WHAT YOU NEED TO DO —
Give the listing again exactly, omitting its images.
— BEGIN PROVIDED RECORDS —
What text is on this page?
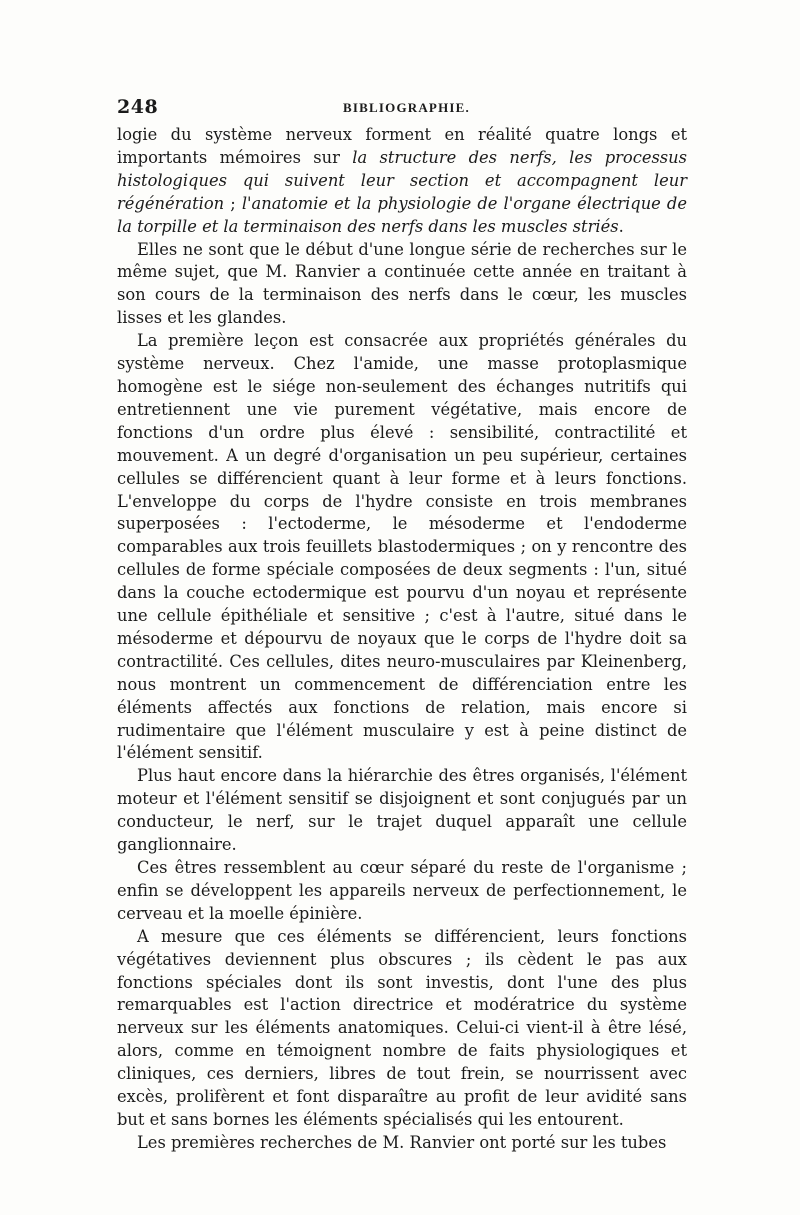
248	BIBLIOGRAPHIE.

logie du système nerveux forment en réalité quatre longs et importants mémoires sur la structure des nerfs, les processus histologiques qui suivent leur section et accompagnent leur régénération ; l'anatomie et la physiologie de l'organe électrique de la torpille et la terminaison des nerfs dans les muscles striés.

Elles ne sont que le début d'une longue série de recherches sur le même sujet, que M. Ranvier a continuée cette année en traitant à son cours de la terminaison des nerfs dans le cœur, les muscles lisses et les glandes.

La première leçon est consacrée aux propriétés générales du système nerveux. Chez l'amide, une masse protoplasmique homogène est le siége non-seulement des échanges nutritifs qui entretiennent une vie purement végétative, mais encore de fonctions d'un ordre plus élevé : sensibilité, contractilité et mouvement. A un degré d'organisation un peu supérieur, certaines cellules se différencient quant à leur forme et à leurs fonctions. L'enveloppe du corps de l'hydre consiste en trois membranes superposées : l'ectoderme, le mésoderme et l'endoderme comparables aux trois feuillets blastodermiques ; on y rencontre des cellules de forme spéciale composées de deux segments : l'un, situé dans la couche ectodermique est pourvu d'un noyau et représente une cellule épithéliale et sensitive ; c'est à l'autre, situé dans le mésoderme et dépourvu de noyaux que le corps de l'hydre doit sa contractilité. Ces cellules, dites neuro-musculaires par Kleinenberg, nous montrent un commencement de différenciation entre les éléments affectés aux fonctions de relation, mais encore si rudimentaire que l'élément musculaire y est à peine distinct de l'élément sensitif.

Plus haut encore dans la hiérarchie des êtres organisés, l'élément moteur et l'élément sensitif se disjoignent et sont conjugués par un conducteur, le nerf, sur le trajet duquel apparaît une cellule ganglionnaire.

Ces êtres ressemblent au cœur séparé du reste de l'organisme ; enfin se développent les appareils nerveux de perfectionnement, le cerveau et la moelle épinière.

A mesure que ces éléments se différencient, leurs fonctions végétatives deviennent plus obscures ; ils cèdent le pas aux fonctions spéciales dont ils sont investis, dont l'une des plus remarquables est l'action directrice et modératrice du système nerveux sur les éléments anatomiques. Celui-ci vient-il à être lésé, alors, comme en témoignent nombre de faits physiologiques et cliniques, ces derniers, libres de tout frein, se nourrissent avec excès, prolifèrent et font disparaître au profit de leur avidité sans but et sans bornes les éléments spécialisés qui les entourent.

Les premières recherches de M. Ranvier ont porté sur les tubes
— END PROVIDED RECORDS —
ANSWER —
What text is on this page?
248	BIBLIOGRAPHIE.

logie du système nerveux forment en réalité quatre longs et importants mémoires sur la structure des nerfs, les processus histologiques qui suivent leur section et accompagnent leur régénération ; l'anatomie et la physiologie de l'organe électrique de la torpille et la terminaison des nerfs dans les muscles striés.

Elles ne sont que le début d'une longue série de recherches sur le même sujet, que M. Ranvier a continuée cette année en traitant à son cours de la terminaison des nerfs dans le cœur, les muscles lisses et les glandes.

La première leçon est consacrée aux propriétés générales du système nerveux. Chez l'amide, une masse protoplasmique homogène est le siége non-seulement des échanges nutritifs qui entretiennent une vie purement végétative, mais encore de fonctions d'un ordre plus élevé : sensibilité, contractilité et mouvement. A un degré d'organisation un peu supérieur, certaines cellules se différencient quant à leur forme et à leurs fonctions. L'enveloppe du corps de l'hydre consiste en trois membranes superposées : l'ectoderme, le mésoderme et l'endoderme comparables aux trois feuillets blastodermiques ; on y rencontre des cellules de forme spéciale composées de deux segments : l'un, situé dans la couche ectodermique est pourvu d'un noyau et représente une cellule épithéliale et sensitive ; c'est à l'autre, situé dans le mésoderme et dépourvu de noyaux que le corps de l'hydre doit sa contractilité. Ces cellules, dites neuro-musculaires par Kleinenberg, nous montrent un commencement de différenciation entre les éléments affectés aux fonctions de relation, mais encore si rudimentaire que l'élément musculaire y est à peine distinct de l'élément sensitif.

Plus haut encore dans la hiérarchie des êtres organisés, l'élément moteur et l'élément sensitif se disjoignent et sont conjugués par un conducteur, le nerf, sur le trajet duquel apparaît une cellule ganglionnaire.

Ces êtres ressemblent au cœur séparé du reste de l'organisme ; enfin se développent les appareils nerveux de perfectionnement, le cerveau et la moelle épinière.

A mesure que ces éléments se différencient, leurs fonctions végétatives deviennent plus obscures ; ils cèdent le pas aux fonctions spéciales dont ils sont investis, dont l'une des plus remarquables est l'action directrice et modératrice du système nerveux sur les éléments anatomiques. Celui-ci vient-il à être lésé, alors, comme en témoignent nombre de faits physiologiques et cliniques, ces derniers, libres de tout frein, se nourrissent avec excès, prolifèrent et font disparaître au profit de leur avidité sans but et sans bornes les éléments spécialisés qui les entourent.

Les premières recherches de M. Ranvier ont porté sur les tubes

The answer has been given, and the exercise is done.